## STATED EXERCISE
In the entries that follow, how many lines hold the string "title"? Give only that number.

## Start MATERIAL SUPPLIED

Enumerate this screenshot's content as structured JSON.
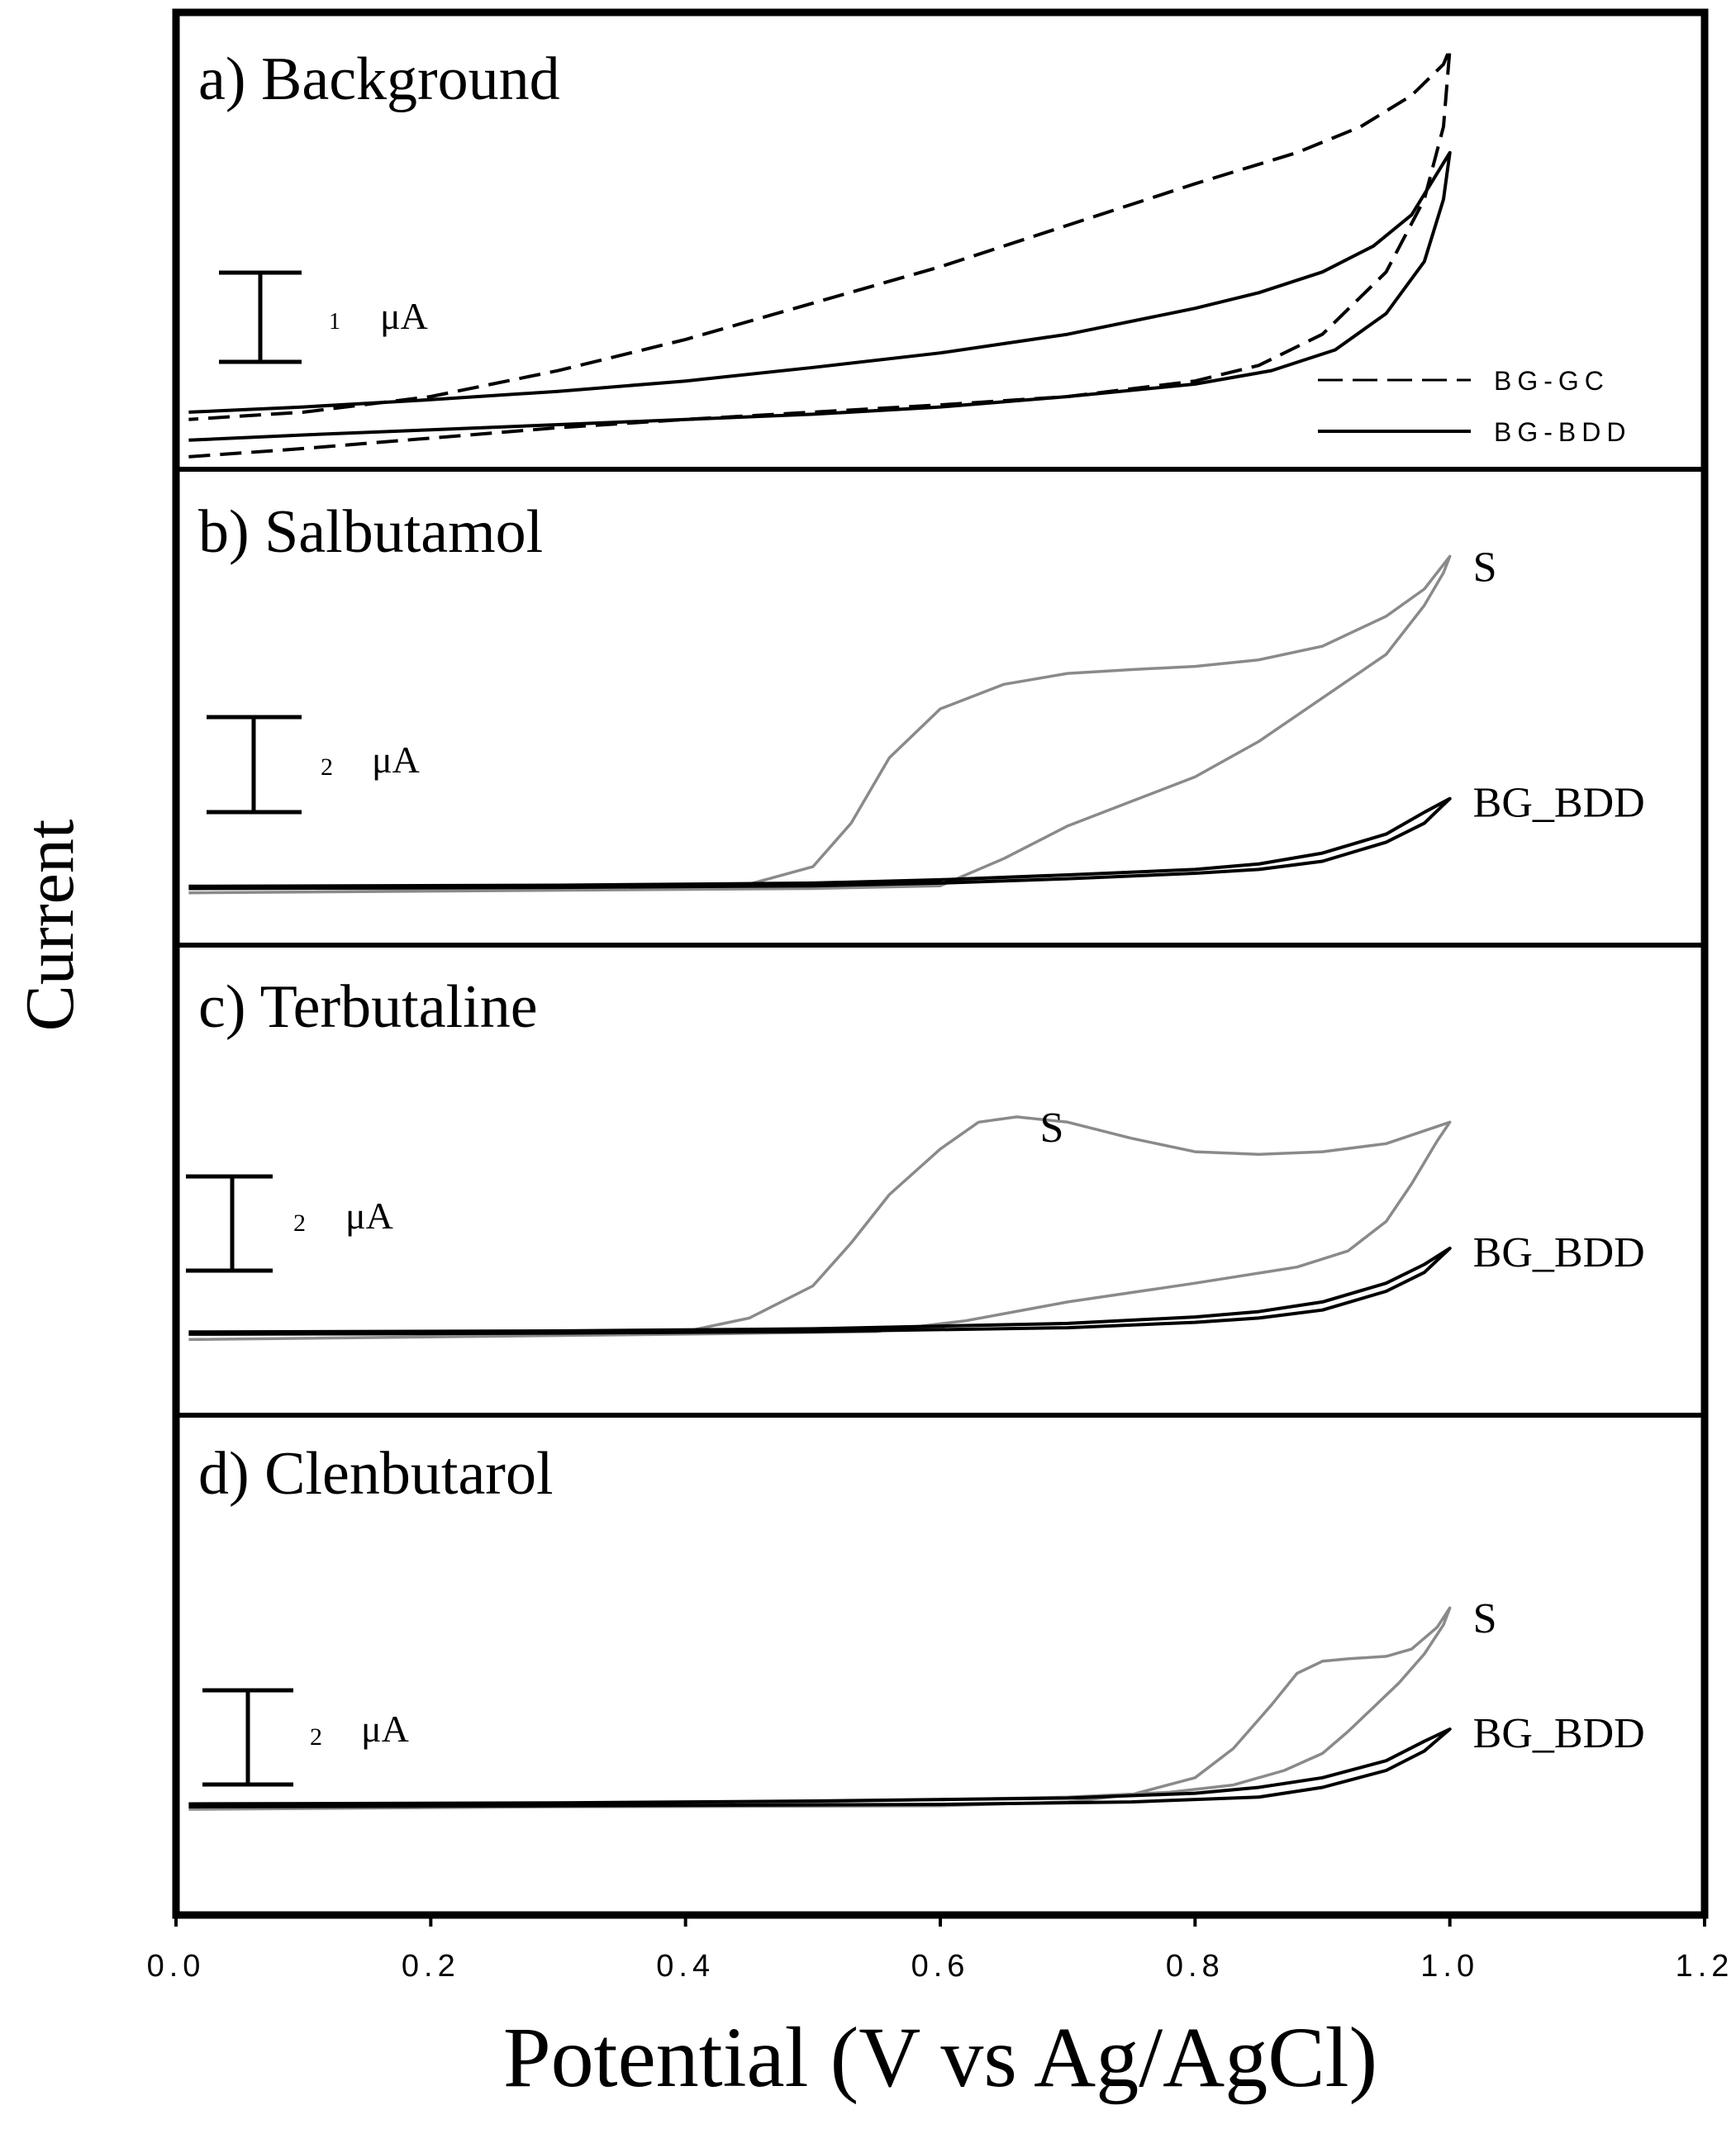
{
  "chart_data": {
    "type": "line",
    "xlabel": "Potential (V vs Ag/AgCl)",
    "ylabel": "Current",
    "xlim": [
      0.0,
      1.2
    ],
    "x_ticks": [
      "0.0",
      "0.2",
      "0.4",
      "0.6",
      "0.8",
      "1.0",
      "1.2"
    ],
    "x_tick_values": [
      0.0,
      0.2,
      0.4,
      0.6,
      0.8,
      1.0,
      1.2
    ],
    "colors": {
      "black": "#000000",
      "sample_gray": "#8a8a8a"
    },
    "panels": [
      {
        "id": "a",
        "title": "a) Background",
        "ylim": [
          0,
          4.4
        ],
        "scalebar": {
          "number": "1",
          "unit": "μA",
          "value": 1
        },
        "legend": [
          {
            "label": "BG-GC",
            "style": "dashed"
          },
          {
            "label": "BG-BDD",
            "style": "solid"
          }
        ],
        "series": [
          {
            "name": "BG-GC",
            "style": "dashed",
            "color": "#000000",
            "points": [
              [
                0.01,
                0.12
              ],
              [
                0.1,
                0.2
              ],
              [
                0.2,
                0.3
              ],
              [
                0.3,
                0.4
              ],
              [
                0.4,
                0.48
              ],
              [
                0.5,
                0.55
              ],
              [
                0.6,
                0.62
              ],
              [
                0.7,
                0.7
              ],
              [
                0.8,
                0.85
              ],
              [
                0.85,
                1.0
              ],
              [
                0.9,
                1.3
              ],
              [
                0.95,
                1.9
              ],
              [
                0.98,
                2.6
              ],
              [
                0.995,
                3.3
              ],
              [
                1.0,
                4.05
              ],
              [
                0.995,
                3.9
              ],
              [
                0.97,
                3.6
              ],
              [
                0.93,
                3.3
              ],
              [
                0.88,
                3.05
              ],
              [
                0.8,
                2.75
              ],
              [
                0.7,
                2.35
              ],
              [
                0.6,
                1.95
              ],
              [
                0.5,
                1.6
              ],
              [
                0.4,
                1.25
              ],
              [
                0.3,
                0.95
              ],
              [
                0.2,
                0.7
              ],
              [
                0.1,
                0.55
              ],
              [
                0.01,
                0.48
              ]
            ]
          },
          {
            "name": "BG-BDD",
            "style": "solid",
            "color": "#000000",
            "points": [
              [
                0.01,
                0.28
              ],
              [
                0.1,
                0.33
              ],
              [
                0.2,
                0.38
              ],
              [
                0.3,
                0.43
              ],
              [
                0.4,
                0.48
              ],
              [
                0.5,
                0.53
              ],
              [
                0.6,
                0.6
              ],
              [
                0.7,
                0.7
              ],
              [
                0.8,
                0.82
              ],
              [
                0.86,
                0.95
              ],
              [
                0.91,
                1.15
              ],
              [
                0.95,
                1.5
              ],
              [
                0.98,
                2.0
              ],
              [
                0.995,
                2.6
              ],
              [
                1.0,
                3.05
              ],
              [
                0.99,
                2.85
              ],
              [
                0.97,
                2.45
              ],
              [
                0.94,
                2.15
              ],
              [
                0.9,
                1.9
              ],
              [
                0.85,
                1.7
              ],
              [
                0.8,
                1.55
              ],
              [
                0.7,
                1.3
              ],
              [
                0.6,
                1.12
              ],
              [
                0.5,
                0.98
              ],
              [
                0.4,
                0.85
              ],
              [
                0.3,
                0.75
              ],
              [
                0.2,
                0.67
              ],
              [
                0.1,
                0.6
              ],
              [
                0.01,
                0.55
              ]
            ]
          }
        ]
      },
      {
        "id": "b",
        "title": "b) Salbutamol",
        "ylim": [
          -1.04,
          7.7
        ],
        "scalebar": {
          "number": "2",
          "unit": "μA",
          "value": 2
        },
        "series": [
          {
            "name": "S",
            "label": "S",
            "style": "solid",
            "color": "#8a8a8a",
            "points": [
              [
                0.01,
                0.0
              ],
              [
                0.2,
                0.0
              ],
              [
                0.4,
                0.02
              ],
              [
                0.45,
                0.08
              ],
              [
                0.5,
                0.4
              ],
              [
                0.53,
                1.2
              ],
              [
                0.56,
                2.4
              ],
              [
                0.6,
                3.3
              ],
              [
                0.65,
                3.75
              ],
              [
                0.7,
                3.95
              ],
              [
                0.75,
                4.02
              ],
              [
                0.8,
                4.08
              ],
              [
                0.85,
                4.2
              ],
              [
                0.9,
                4.45
              ],
              [
                0.95,
                5.0
              ],
              [
                0.98,
                5.5
              ],
              [
                1.0,
                6.1
              ],
              [
                0.995,
                5.8
              ],
              [
                0.98,
                5.2
              ],
              [
                0.95,
                4.3
              ],
              [
                0.9,
                3.5
              ],
              [
                0.85,
                2.7
              ],
              [
                0.8,
                2.05
              ],
              [
                0.75,
                1.6
              ],
              [
                0.7,
                1.15
              ],
              [
                0.65,
                0.55
              ],
              [
                0.6,
                0.05
              ],
              [
                0.5,
                0.0
              ],
              [
                0.01,
                -0.08
              ]
            ]
          },
          {
            "name": "BG_BDD",
            "label": "BG_BDD",
            "style": "solid",
            "color": "#000000",
            "points": [
              [
                0.01,
                0.0
              ],
              [
                0.3,
                0.02
              ],
              [
                0.5,
                0.05
              ],
              [
                0.6,
                0.1
              ],
              [
                0.7,
                0.18
              ],
              [
                0.8,
                0.28
              ],
              [
                0.85,
                0.35
              ],
              [
                0.9,
                0.5
              ],
              [
                0.95,
                0.85
              ],
              [
                0.98,
                1.2
              ],
              [
                1.0,
                1.65
              ],
              [
                0.98,
                1.4
              ],
              [
                0.95,
                1.0
              ],
              [
                0.9,
                0.65
              ],
              [
                0.85,
                0.45
              ],
              [
                0.8,
                0.35
              ],
              [
                0.7,
                0.25
              ],
              [
                0.6,
                0.16
              ],
              [
                0.5,
                0.1
              ],
              [
                0.3,
                0.06
              ],
              [
                0.01,
                0.04
              ]
            ]
          }
        ]
      },
      {
        "id": "c",
        "title": "c) Terbutaline",
        "ylim": [
          -1.51,
          7.25
        ],
        "scalebar": {
          "number": "2",
          "unit": "μA",
          "value": 2
        },
        "series": [
          {
            "name": "S",
            "label": "S",
            "style": "solid",
            "color": "#8a8a8a",
            "points": [
              [
                0.01,
                0.0
              ],
              [
                0.2,
                0.0
              ],
              [
                0.4,
                0.05
              ],
              [
                0.45,
                0.3
              ],
              [
                0.5,
                0.9
              ],
              [
                0.53,
                1.7
              ],
              [
                0.56,
                2.6
              ],
              [
                0.6,
                3.45
              ],
              [
                0.63,
                3.95
              ],
              [
                0.66,
                4.05
              ],
              [
                0.7,
                3.95
              ],
              [
                0.75,
                3.65
              ],
              [
                0.8,
                3.4
              ],
              [
                0.85,
                3.35
              ],
              [
                0.9,
                3.4
              ],
              [
                0.95,
                3.55
              ],
              [
                1.0,
                3.95
              ],
              [
                0.99,
                3.6
              ],
              [
                0.97,
                2.8
              ],
              [
                0.95,
                2.1
              ],
              [
                0.92,
                1.55
              ],
              [
                0.88,
                1.25
              ],
              [
                0.8,
                0.95
              ],
              [
                0.7,
                0.6
              ],
              [
                0.62,
                0.25
              ],
              [
                0.55,
                0.05
              ],
              [
                0.4,
                0.0
              ],
              [
                0.01,
                -0.1
              ]
            ]
          },
          {
            "name": "BG_BDD",
            "label": "BG_BDD",
            "style": "solid",
            "color": "#000000",
            "points": [
              [
                0.01,
                0.0
              ],
              [
                0.3,
                0.02
              ],
              [
                0.5,
                0.05
              ],
              [
                0.7,
                0.12
              ],
              [
                0.8,
                0.22
              ],
              [
                0.85,
                0.3
              ],
              [
                0.9,
                0.45
              ],
              [
                0.95,
                0.8
              ],
              [
                0.98,
                1.15
              ],
              [
                1.0,
                1.6
              ],
              [
                0.98,
                1.3
              ],
              [
                0.95,
                0.95
              ],
              [
                0.9,
                0.6
              ],
              [
                0.85,
                0.42
              ],
              [
                0.8,
                0.32
              ],
              [
                0.7,
                0.2
              ],
              [
                0.5,
                0.1
              ],
              [
                0.3,
                0.06
              ],
              [
                0.01,
                0.04
              ]
            ]
          }
        ]
      },
      {
        "id": "d",
        "title": "d) Clenbutarol",
        "ylim": [
          -2.23,
          8.07
        ],
        "scalebar": {
          "number": "2",
          "unit": "μA",
          "value": 2
        },
        "series": [
          {
            "name": "S",
            "label": "S",
            "style": "solid",
            "color": "#8a8a8a",
            "points": [
              [
                0.01,
                -0.05
              ],
              [
                0.3,
                0.0
              ],
              [
                0.6,
                0.02
              ],
              [
                0.7,
                0.1
              ],
              [
                0.75,
                0.25
              ],
              [
                0.8,
                0.6
              ],
              [
                0.83,
                1.2
              ],
              [
                0.86,
                2.1
              ],
              [
                0.88,
                2.75
              ],
              [
                0.9,
                3.0
              ],
              [
                0.92,
                3.05
              ],
              [
                0.95,
                3.1
              ],
              [
                0.97,
                3.25
              ],
              [
                0.99,
                3.7
              ],
              [
                1.0,
                4.1
              ],
              [
                0.995,
                3.75
              ],
              [
                0.98,
                3.15
              ],
              [
                0.96,
                2.55
              ],
              [
                0.94,
                2.05
              ],
              [
                0.92,
                1.55
              ],
              [
                0.9,
                1.1
              ],
              [
                0.87,
                0.75
              ],
              [
                0.83,
                0.45
              ],
              [
                0.78,
                0.3
              ],
              [
                0.7,
                0.2
              ],
              [
                0.5,
                0.1
              ],
              [
                0.01,
                0.05
              ]
            ]
          },
          {
            "name": "BG_BDD",
            "label": "BG_BDD",
            "style": "solid",
            "color": "#000000",
            "points": [
              [
                0.01,
                0.0
              ],
              [
                0.3,
                0.02
              ],
              [
                0.6,
                0.05
              ],
              [
                0.75,
                0.1
              ],
              [
                0.85,
                0.2
              ],
              [
                0.9,
                0.4
              ],
              [
                0.95,
                0.75
              ],
              [
                0.98,
                1.15
              ],
              [
                1.0,
                1.6
              ],
              [
                0.98,
                1.35
              ],
              [
                0.95,
                0.95
              ],
              [
                0.9,
                0.6
              ],
              [
                0.85,
                0.4
              ],
              [
                0.8,
                0.28
              ],
              [
                0.7,
                0.18
              ],
              [
                0.5,
                0.12
              ],
              [
                0.3,
                0.08
              ],
              [
                0.01,
                0.06
              ]
            ]
          }
        ]
      }
    ]
  }
}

## End MATERIAL SUPPLIED

## TASK SOLUTION
4